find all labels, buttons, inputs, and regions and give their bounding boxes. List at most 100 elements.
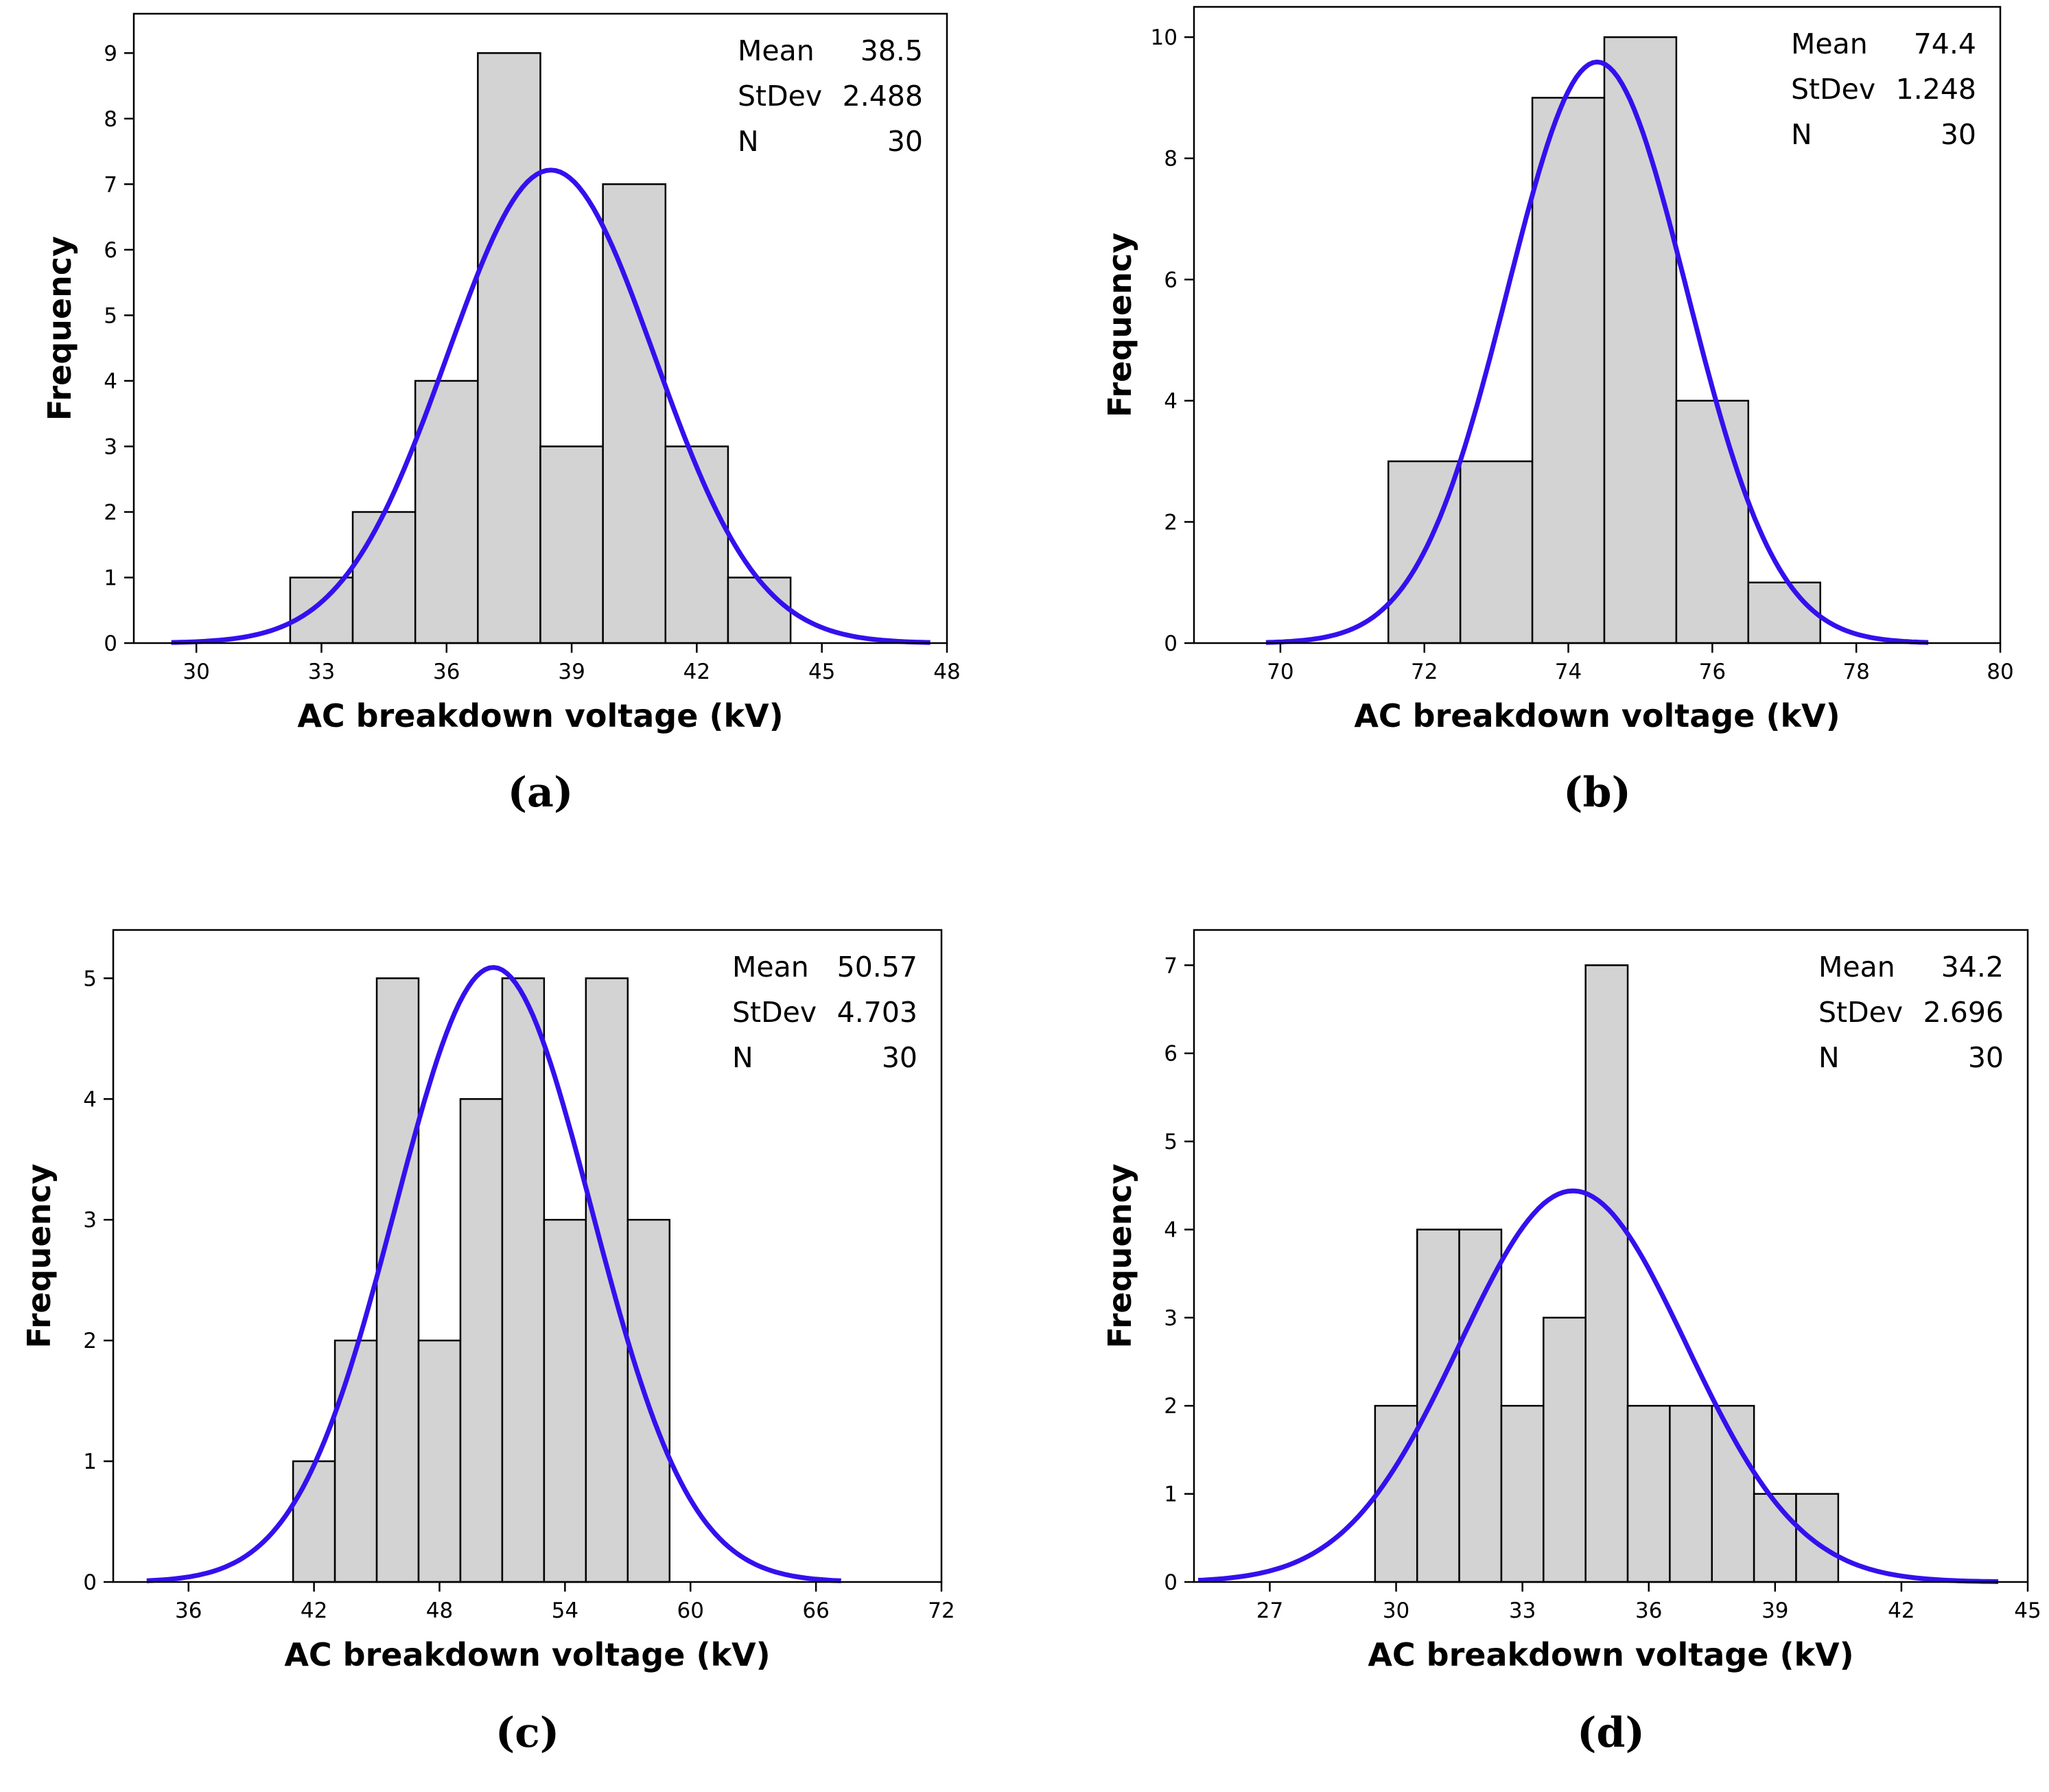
y-tick-label: 1 xyxy=(104,566,117,590)
normal-fit-curve xyxy=(1265,59,1929,645)
x-tick-label: 54 xyxy=(552,1598,578,1623)
histogram-bar xyxy=(459,1098,504,1583)
x-tick-label: 39 xyxy=(558,660,585,684)
histogram-bar xyxy=(543,1218,587,1583)
histogram-bar xyxy=(1458,1229,1503,1583)
histogram-bar xyxy=(1747,581,1821,644)
histogram-bar xyxy=(1374,1404,1418,1583)
histogram-bar xyxy=(414,380,479,644)
plot-frame xyxy=(112,929,943,1583)
histogram-bar xyxy=(501,977,546,1583)
histogram-bar xyxy=(1795,1493,1840,1583)
histogram-bar xyxy=(477,52,541,644)
x-tick-label: 27 xyxy=(1256,1598,1283,1623)
x-tick-label: 39 xyxy=(1761,1598,1788,1623)
y-tick-label: 9 xyxy=(104,41,117,66)
stat-label: Mean xyxy=(732,951,809,984)
x-tick-label: 72 xyxy=(928,1598,955,1623)
x-tick-label: 30 xyxy=(1383,1598,1409,1623)
y-tick-label: 5 xyxy=(1164,1130,1178,1154)
panel-label: (a) xyxy=(508,769,574,817)
histogram-panel-c: 36 42 48 54 60 66 72 0 1 2 3 4 5 AC breakdown voltage… xyxy=(21,929,955,1757)
x-tick-label: 80 xyxy=(1987,660,2013,684)
stat-value: 30 xyxy=(887,125,923,158)
plot-frame xyxy=(1193,929,2029,1583)
y-tick-label: 5 xyxy=(104,303,117,328)
x-tick-label: 36 xyxy=(433,660,460,684)
plot-frame xyxy=(1193,5,2002,644)
histogram-bar xyxy=(602,183,667,644)
histogram-bar xyxy=(1531,97,1606,644)
panel-label: (d) xyxy=(1577,1709,1645,1757)
x-tick-label: 74 xyxy=(1555,660,1582,684)
histogram-bar xyxy=(1675,399,1750,644)
x-tick-label: 76 xyxy=(1699,660,1726,684)
histogram-bar xyxy=(727,577,792,644)
y-axis-title: Frequency xyxy=(21,1163,58,1348)
stat-value: 30 xyxy=(882,1041,917,1074)
stat-label: N xyxy=(1818,1041,1840,1074)
x-axis-title: AC breakdown voltage (kV) xyxy=(284,1636,770,1673)
histogram-bar xyxy=(1711,1404,1755,1583)
x-tick-label: 45 xyxy=(2014,1598,2041,1623)
y-tick-label: 0 xyxy=(83,1570,97,1595)
stat-value: 74.4 xyxy=(1914,27,1976,60)
x-tick-label: 70 xyxy=(1267,660,1293,684)
stat-label: Mean xyxy=(1791,27,1868,60)
y-tick-label: 8 xyxy=(1164,147,1178,172)
normal-fit-curve xyxy=(146,965,841,1583)
x-tick-label: 66 xyxy=(802,1598,829,1623)
stat-value: 30 xyxy=(1941,118,1976,151)
x-tick-label: 36 xyxy=(1635,1598,1662,1623)
x-tick-label: 48 xyxy=(933,660,960,684)
y-tick-label: 4 xyxy=(83,1087,97,1112)
stat-value: 38.5 xyxy=(860,34,923,67)
stat-label: StDev xyxy=(738,80,822,113)
histogram-bar xyxy=(375,977,420,1583)
y-tick-label: 0 xyxy=(104,631,117,656)
y-tick-label: 8 xyxy=(104,107,117,132)
y-tick-label: 0 xyxy=(1164,1570,1178,1595)
y-tick-label: 3 xyxy=(1164,1306,1178,1331)
y-tick-label: 6 xyxy=(1164,1042,1178,1067)
x-tick-label: 42 xyxy=(1888,1598,1915,1623)
panel-label: (b) xyxy=(1563,769,1631,817)
normal-fit-curve xyxy=(171,167,930,645)
y-tick-label: 1 xyxy=(83,1450,97,1474)
histogram-bar xyxy=(1416,1229,1460,1583)
stat-label: StDev xyxy=(732,996,817,1029)
y-axis-title: Frequency xyxy=(1101,233,1138,417)
y-tick-label: 10 xyxy=(1151,25,1178,50)
histogram-panel-b: 70 72 74 76 78 80 0 2 4 6 8 10 AC breakdown voltage … xyxy=(1101,5,2014,817)
stat-value: 2.696 xyxy=(1923,996,2004,1029)
x-tick-label: 30 xyxy=(183,660,209,684)
stat-label: StDev xyxy=(1791,73,1875,106)
normal-fit-curve xyxy=(1197,1188,1999,1584)
x-tick-label: 33 xyxy=(1509,1598,1536,1623)
x-tick-label: 78 xyxy=(1842,660,1869,684)
y-tick-label: 5 xyxy=(83,966,97,991)
y-tick-label: 6 xyxy=(104,238,117,263)
stat-value: 34.2 xyxy=(1941,951,2004,984)
x-axis-title: AC breakdown voltage (kV) xyxy=(1354,697,1840,734)
histogram-bar xyxy=(289,577,354,644)
histogram-bar xyxy=(1500,1404,1545,1583)
x-tick-label: 72 xyxy=(1411,660,1438,684)
histogram-bar xyxy=(1543,1316,1586,1583)
x-tick-label: 36 xyxy=(175,1598,202,1623)
stat-label: StDev xyxy=(1818,996,1903,1029)
histogram-bar xyxy=(333,1339,378,1583)
stat-label: N xyxy=(1791,118,1812,151)
y-tick-label: 6 xyxy=(1164,268,1178,292)
x-axis-title: AC breakdown voltage (kV) xyxy=(1368,1636,1853,1673)
histogram-bar xyxy=(417,1339,462,1583)
histogram-bar xyxy=(1669,1404,1713,1583)
y-tick-label: 0 xyxy=(1164,631,1178,656)
y-tick-label: 7 xyxy=(104,172,117,197)
y-tick-label: 4 xyxy=(104,369,117,394)
y-tick-label: 1 xyxy=(1164,1482,1178,1507)
x-tick-label: 60 xyxy=(677,1598,704,1623)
****
Work to do:
Copy the rows exactly, starting with the line that contains "y-tick-label: 1 xyxy=(104,566,117,590)" and going on through the line that contains "histogram-bar xyxy=(477,52,541,644)", both included.

Final result:
y-tick-label: 1 xyxy=(104,566,117,590)
normal-fit-curve xyxy=(1265,59,1929,645)
x-tick-label: 54 xyxy=(552,1598,578,1623)
histogram-bar xyxy=(459,1098,504,1583)
x-tick-label: 39 xyxy=(558,660,585,684)
histogram-bar xyxy=(543,1218,587,1583)
histogram-bar xyxy=(1458,1229,1503,1583)
histogram-bar xyxy=(1747,581,1821,644)
histogram-bar xyxy=(1374,1404,1418,1583)
histogram-bar xyxy=(414,380,479,644)
plot-frame xyxy=(112,929,943,1583)
histogram-bar xyxy=(501,977,546,1583)
histogram-bar xyxy=(1795,1493,1840,1583)
histogram-bar xyxy=(477,52,541,644)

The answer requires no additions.